_OBJECTIVE_
Return all lines with the word "document" in them.

_ITEMS_
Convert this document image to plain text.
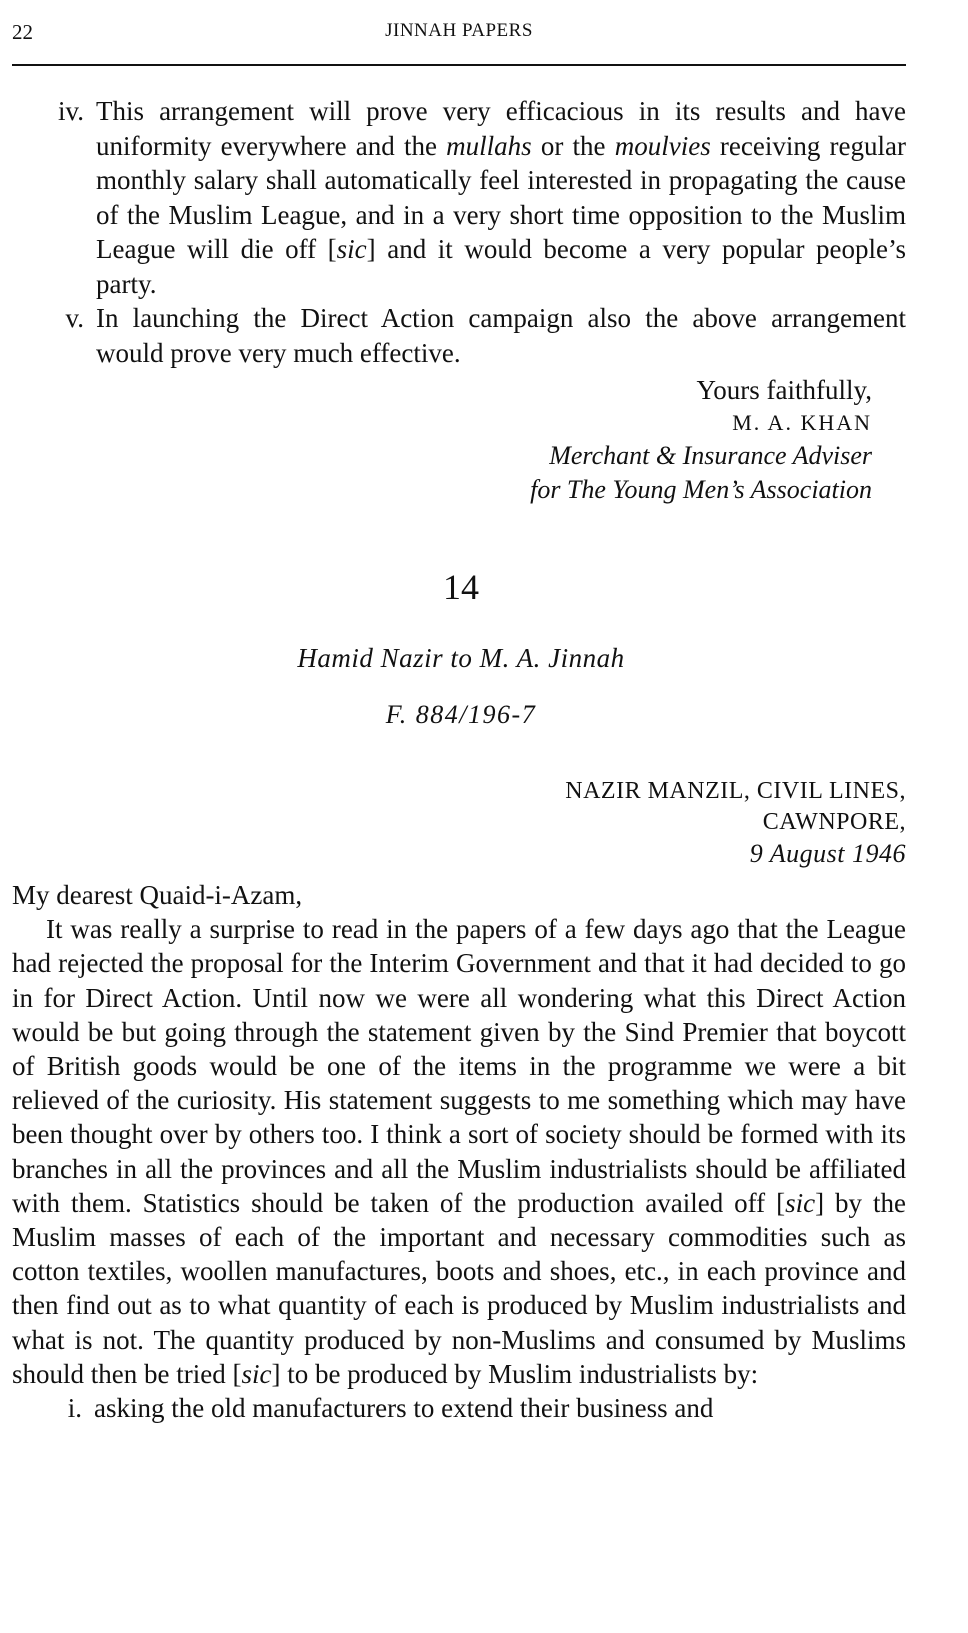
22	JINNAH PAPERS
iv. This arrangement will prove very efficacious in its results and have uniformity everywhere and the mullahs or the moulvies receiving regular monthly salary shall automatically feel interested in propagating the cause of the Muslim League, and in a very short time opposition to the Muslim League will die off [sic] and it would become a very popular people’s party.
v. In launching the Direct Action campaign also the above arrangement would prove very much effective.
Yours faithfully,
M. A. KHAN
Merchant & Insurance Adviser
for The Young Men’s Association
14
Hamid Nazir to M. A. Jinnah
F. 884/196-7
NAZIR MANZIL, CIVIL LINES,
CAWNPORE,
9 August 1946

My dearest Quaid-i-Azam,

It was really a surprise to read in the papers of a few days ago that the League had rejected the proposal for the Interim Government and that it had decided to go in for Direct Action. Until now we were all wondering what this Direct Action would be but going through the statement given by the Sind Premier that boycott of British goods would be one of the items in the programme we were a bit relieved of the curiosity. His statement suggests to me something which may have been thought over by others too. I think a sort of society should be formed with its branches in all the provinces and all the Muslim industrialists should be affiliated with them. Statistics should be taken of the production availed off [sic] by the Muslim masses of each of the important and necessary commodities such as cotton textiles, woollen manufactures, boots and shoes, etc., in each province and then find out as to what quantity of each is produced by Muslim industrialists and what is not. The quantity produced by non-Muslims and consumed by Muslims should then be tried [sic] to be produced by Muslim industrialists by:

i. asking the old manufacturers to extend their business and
...
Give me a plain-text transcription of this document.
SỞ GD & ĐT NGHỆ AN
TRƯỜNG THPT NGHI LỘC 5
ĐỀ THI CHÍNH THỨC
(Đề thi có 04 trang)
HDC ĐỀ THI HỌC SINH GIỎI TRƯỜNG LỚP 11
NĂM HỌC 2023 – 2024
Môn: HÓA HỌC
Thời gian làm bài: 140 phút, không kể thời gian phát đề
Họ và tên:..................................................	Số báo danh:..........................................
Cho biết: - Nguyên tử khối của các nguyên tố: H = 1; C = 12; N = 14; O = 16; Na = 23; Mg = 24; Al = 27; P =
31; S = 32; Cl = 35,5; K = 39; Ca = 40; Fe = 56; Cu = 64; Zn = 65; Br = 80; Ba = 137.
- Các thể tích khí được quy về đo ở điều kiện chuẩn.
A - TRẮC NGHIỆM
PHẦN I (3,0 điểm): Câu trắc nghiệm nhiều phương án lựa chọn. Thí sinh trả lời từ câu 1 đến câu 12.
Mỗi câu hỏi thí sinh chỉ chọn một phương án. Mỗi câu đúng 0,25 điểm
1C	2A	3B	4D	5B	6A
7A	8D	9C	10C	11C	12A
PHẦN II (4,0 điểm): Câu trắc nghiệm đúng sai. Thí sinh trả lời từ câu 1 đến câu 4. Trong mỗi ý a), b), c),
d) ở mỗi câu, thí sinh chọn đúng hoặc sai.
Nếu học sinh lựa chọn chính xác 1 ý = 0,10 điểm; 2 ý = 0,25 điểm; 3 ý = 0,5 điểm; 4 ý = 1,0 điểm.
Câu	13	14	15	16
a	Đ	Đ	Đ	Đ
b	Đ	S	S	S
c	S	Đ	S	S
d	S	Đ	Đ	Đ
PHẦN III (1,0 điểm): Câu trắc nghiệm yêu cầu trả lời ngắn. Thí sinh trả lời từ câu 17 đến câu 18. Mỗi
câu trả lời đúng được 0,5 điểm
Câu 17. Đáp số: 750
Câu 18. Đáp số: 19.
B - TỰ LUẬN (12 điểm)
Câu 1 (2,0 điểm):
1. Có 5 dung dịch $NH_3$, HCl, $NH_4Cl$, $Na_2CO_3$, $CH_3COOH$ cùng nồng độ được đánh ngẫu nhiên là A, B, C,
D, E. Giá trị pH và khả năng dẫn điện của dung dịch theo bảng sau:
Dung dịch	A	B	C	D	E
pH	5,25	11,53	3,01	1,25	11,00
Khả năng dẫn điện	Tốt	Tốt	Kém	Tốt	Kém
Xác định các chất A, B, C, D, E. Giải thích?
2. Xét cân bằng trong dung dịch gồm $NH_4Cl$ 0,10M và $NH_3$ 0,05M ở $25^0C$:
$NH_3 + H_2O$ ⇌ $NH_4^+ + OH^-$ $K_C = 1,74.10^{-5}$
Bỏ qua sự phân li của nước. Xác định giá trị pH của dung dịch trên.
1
...
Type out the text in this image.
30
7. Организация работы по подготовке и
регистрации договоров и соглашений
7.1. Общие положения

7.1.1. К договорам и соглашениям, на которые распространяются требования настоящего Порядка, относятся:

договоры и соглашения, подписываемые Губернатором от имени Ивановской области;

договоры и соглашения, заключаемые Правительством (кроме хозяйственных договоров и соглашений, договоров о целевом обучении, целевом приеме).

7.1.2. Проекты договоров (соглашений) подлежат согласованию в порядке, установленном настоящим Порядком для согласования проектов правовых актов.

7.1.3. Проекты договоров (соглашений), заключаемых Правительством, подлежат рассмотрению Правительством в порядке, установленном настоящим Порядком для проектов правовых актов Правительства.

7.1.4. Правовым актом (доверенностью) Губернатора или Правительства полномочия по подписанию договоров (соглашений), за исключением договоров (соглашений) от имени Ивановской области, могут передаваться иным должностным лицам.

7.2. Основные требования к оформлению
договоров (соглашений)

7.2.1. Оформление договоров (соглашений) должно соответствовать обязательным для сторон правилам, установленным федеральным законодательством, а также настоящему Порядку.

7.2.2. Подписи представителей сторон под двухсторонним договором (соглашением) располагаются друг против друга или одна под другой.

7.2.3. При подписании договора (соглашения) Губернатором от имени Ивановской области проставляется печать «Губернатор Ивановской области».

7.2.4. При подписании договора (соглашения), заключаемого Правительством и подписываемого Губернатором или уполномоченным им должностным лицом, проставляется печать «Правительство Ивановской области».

_TASK SOLUTION_
Convert this document image to plain text.
Give me a plain-text transcription of this document.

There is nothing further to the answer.